(Work to do): Transcribe the records that follow in their entirety, omitting any pictures.
##### Data section #####
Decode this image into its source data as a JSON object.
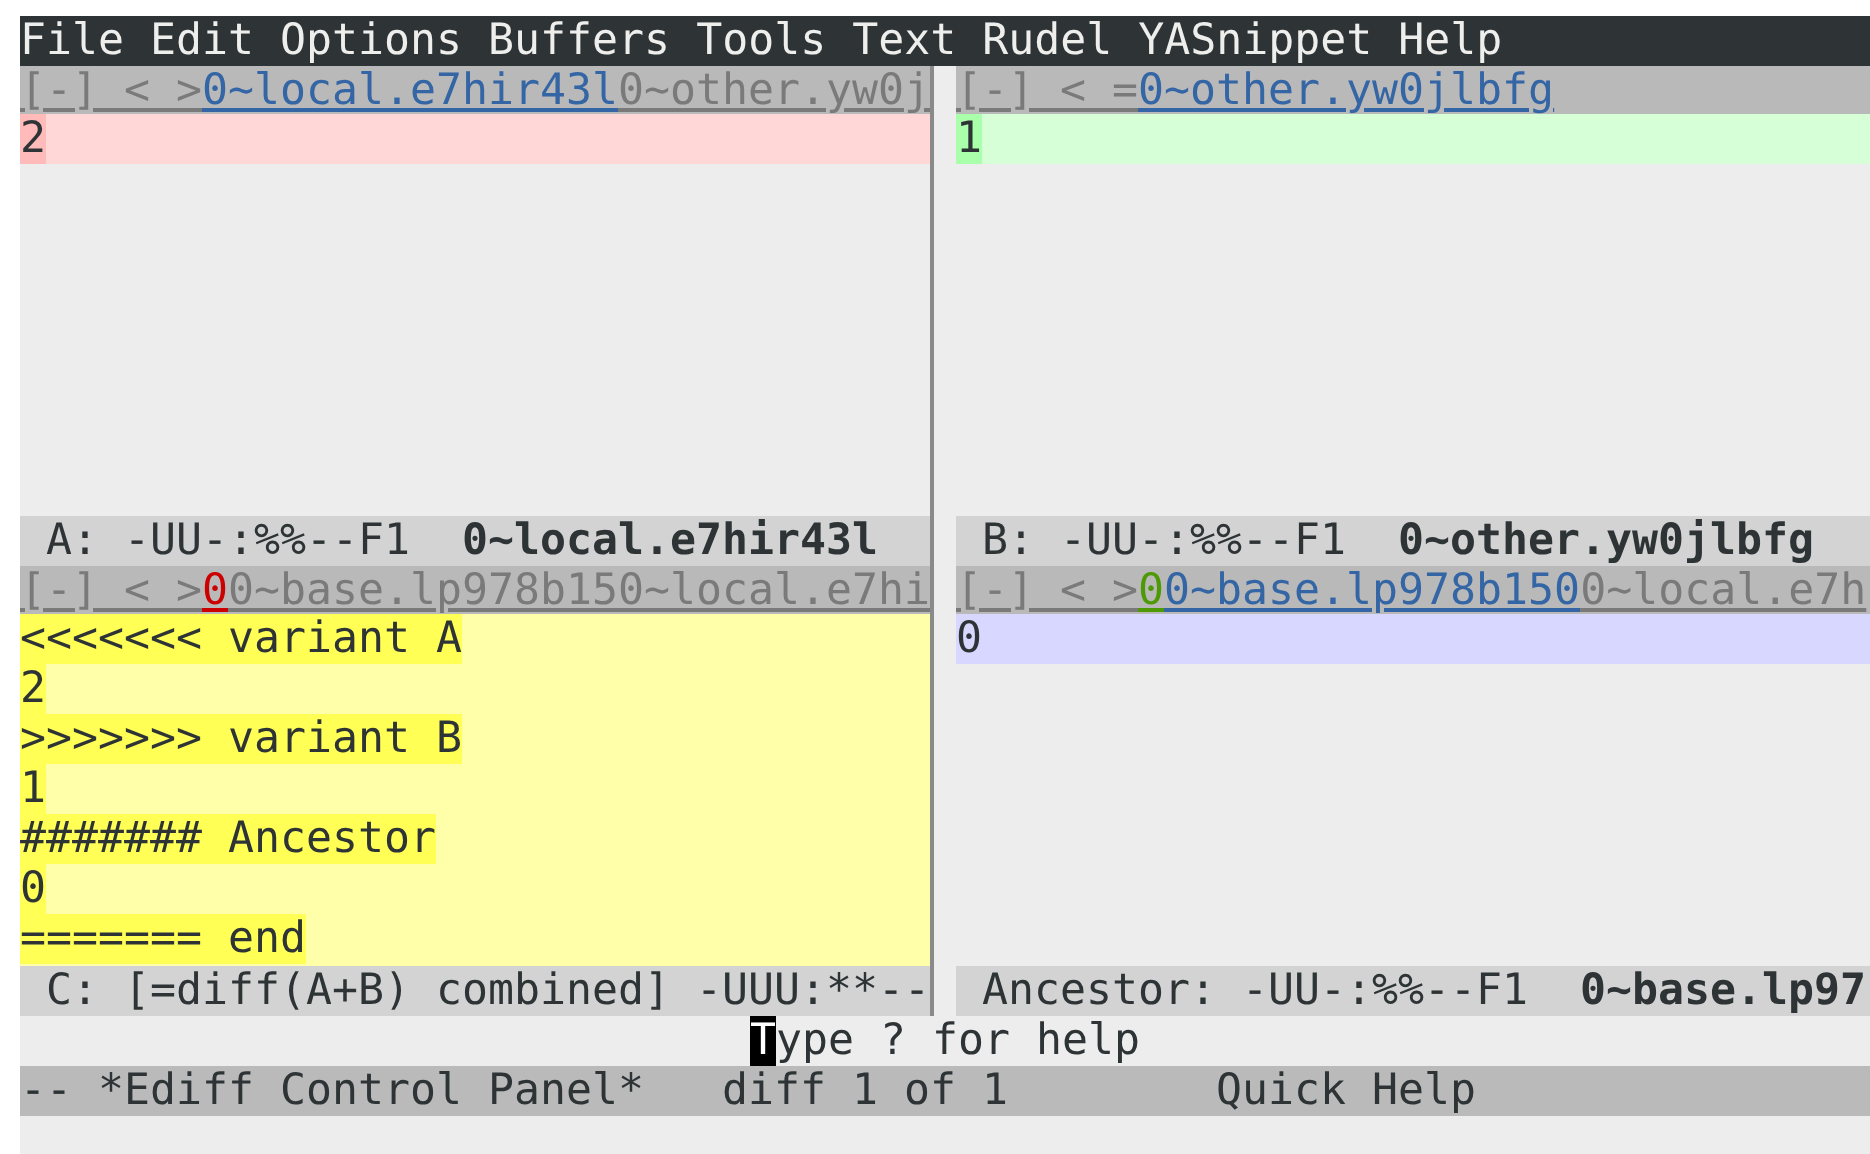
{
  "menu_bar": {
    "items": [
      "File",
      "Edit",
      "Options",
      "Buffers",
      "Tools",
      "Text",
      "Rudel",
      "YASnippet",
      "Help"
    ]
  },
  "window_rows": [
    {
      "panes": [
        {
          "header_line": [
            {
              "kind": "plain",
              "text": "[-] < >"
            },
            {
              "kind": "link",
              "text": "0~local.e7hir43l"
            },
            {
              "kind": "plain",
              "text": "0~other.yw0j"
            }
          ],
          "diff": {
            "color": "#ffd7d7",
            "lines": [
              {
                "text": "2",
                "color": "#ffbaba"
              }
            ]
          },
          "mode_line": [
            {
              "text": " A: -UU-:%%--F1  ",
              "bold": false
            },
            {
              "text": "0~local.e7hir43l",
              "bold": true
            }
          ]
        },
        {
          "header_line": [
            {
              "kind": "plain",
              "text": "[-] < ="
            },
            {
              "kind": "link",
              "text": "0~other.yw0jlbfg"
            }
          ],
          "diff": {
            "color": "#d7ffd7",
            "lines": [
              {
                "text": "1",
                "color": "#aaffaa"
              }
            ]
          },
          "mode_line": [
            {
              "text": " B: -UU-:%%--F1  ",
              "bold": false
            },
            {
              "text": "0~other.yw0jlbfg",
              "bold": true
            }
          ]
        }
      ]
    },
    {
      "panes": [
        {
          "header_line": [
            {
              "kind": "plain",
              "text": "[-] < >"
            },
            {
              "kind": "mark",
              "text": "0",
              "color": "#cc0000"
            },
            {
              "kind": "plain",
              "text": "0~base.lp978b150~local.e7hi"
            }
          ],
          "diff": {
            "color": "#ffffaa",
            "lines": [
              {
                "text": "<<<<<<< variant A",
                "color": "#ffff55"
              },
              {
                "text": "2",
                "color": "#ffff55"
              },
              {
                "text": ">>>>>>> variant B",
                "color": "#ffff55"
              },
              {
                "text": "1",
                "color": "#ffff55"
              },
              {
                "text": "####### Ancestor",
                "color": "#ffff55"
              },
              {
                "text": "0",
                "color": "#ffff55"
              },
              {
                "text": "======= end",
                "color": "#ffff55"
              }
            ]
          },
          "mode_line": [
            {
              "text": " C: [=diff(A+B) combined] -UUU:**--",
              "bold": false
            }
          ]
        },
        {
          "header_line": [
            {
              "kind": "plain",
              "text": "[-] < >"
            },
            {
              "kind": "mark",
              "text": "0",
              "color": "#4e9a06"
            },
            {
              "kind": "link",
              "text": "0~base.lp978b150"
            },
            {
              "kind": "plain",
              "text": "0~local.e7h"
            }
          ],
          "diff": {
            "color": "#d7d7ff",
            "lines": [
              {
                "text": "0",
                "color": "#d7d7ff"
              }
            ]
          },
          "mode_line": [
            {
              "text": " Ancestor: -UU-:%%--F1  ",
              "bold": false
            },
            {
              "text": "0~base.lp97",
              "bold": true
            }
          ]
        }
      ]
    }
  ],
  "help_line": {
    "cursor_char": "T",
    "text": "ype ? for help"
  },
  "control_mode_line": "-- *Ediff Control Panel*   diff 1 of 1        Quick Help"
}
#####
(Answer to the exercise):
Decode this image into its source data as a JSON object.
{
  "menu_bar": {
    "items": [
      "File",
      "Edit",
      "Options",
      "Buffers",
      "Tools",
      "Text",
      "Rudel",
      "YASnippet",
      "Help"
    ]
  },
  "window_rows": [
    {
      "panes": [
        {
          "header_line": [
            {
              "kind": "plain",
              "text": "[-] < >"
            },
            {
              "kind": "link",
              "text": "0~local.e7hir43l"
            },
            {
              "kind": "plain",
              "text": "0~other.yw0j"
            }
          ],
          "diff": {
            "color": "#ffd7d7",
            "lines": [
              {
                "text": "2",
                "color": "#ffbaba"
              }
            ]
          },
          "mode_line": [
            {
              "text": " A: -UU-:%%--F1  ",
              "bold": false
            },
            {
              "text": "0~local.e7hir43l",
              "bold": true
            }
          ]
        },
        {
          "header_line": [
            {
              "kind": "plain",
              "text": "[-] < ="
            },
            {
              "kind": "link",
              "text": "0~other.yw0jlbfg"
            }
          ],
          "diff": {
            "color": "#d7ffd7",
            "lines": [
              {
                "text": "1",
                "color": "#aaffaa"
              }
            ]
          },
          "mode_line": [
            {
              "text": " B: -UU-:%%--F1  ",
              "bold": false
            },
            {
              "text": "0~other.yw0jlbfg",
              "bold": true
            }
          ]
        }
      ]
    },
    {
      "panes": [
        {
          "header_line": [
            {
              "kind": "plain",
              "text": "[-] < >"
            },
            {
              "kind": "mark",
              "text": "0",
              "color": "#cc0000"
            },
            {
              "kind": "plain",
              "text": "0~base.lp978b150~local.e7hi"
            }
          ],
          "diff": {
            "color": "#ffffaa",
            "lines": [
              {
                "text": "<<<<<<< variant A",
                "color": "#ffff55"
              },
              {
                "text": "2",
                "color": "#ffff55"
              },
              {
                "text": ">>>>>>> variant B",
                "color": "#ffff55"
              },
              {
                "text": "1",
                "color": "#ffff55"
              },
              {
                "text": "####### Ancestor",
                "color": "#ffff55"
              },
              {
                "text": "0",
                "color": "#ffff55"
              },
              {
                "text": "======= end",
                "color": "#ffff55"
              }
            ]
          },
          "mode_line": [
            {
              "text": " C: [=diff(A+B) combined] -UUU:**--",
              "bold": false
            }
          ]
        },
        {
          "header_line": [
            {
              "kind": "plain",
              "text": "[-] < >"
            },
            {
              "kind": "mark",
              "text": "0",
              "color": "#4e9a06"
            },
            {
              "kind": "link",
              "text": "0~base.lp978b150"
            },
            {
              "kind": "plain",
              "text": "0~local.e7h"
            }
          ],
          "diff": {
            "color": "#d7d7ff",
            "lines": [
              {
                "text": "0",
                "color": "#d7d7ff"
              }
            ]
          },
          "mode_line": [
            {
              "text": " Ancestor: -UU-:%%--F1  ",
              "bold": false
            },
            {
              "text": "0~base.lp97",
              "bold": true
            }
          ]
        }
      ]
    }
  ],
  "help_line": {
    "cursor_char": "T",
    "text": "ype ? for help"
  },
  "control_mode_line": "-- *Ediff Control Panel*   diff 1 of 1        Quick Help"
}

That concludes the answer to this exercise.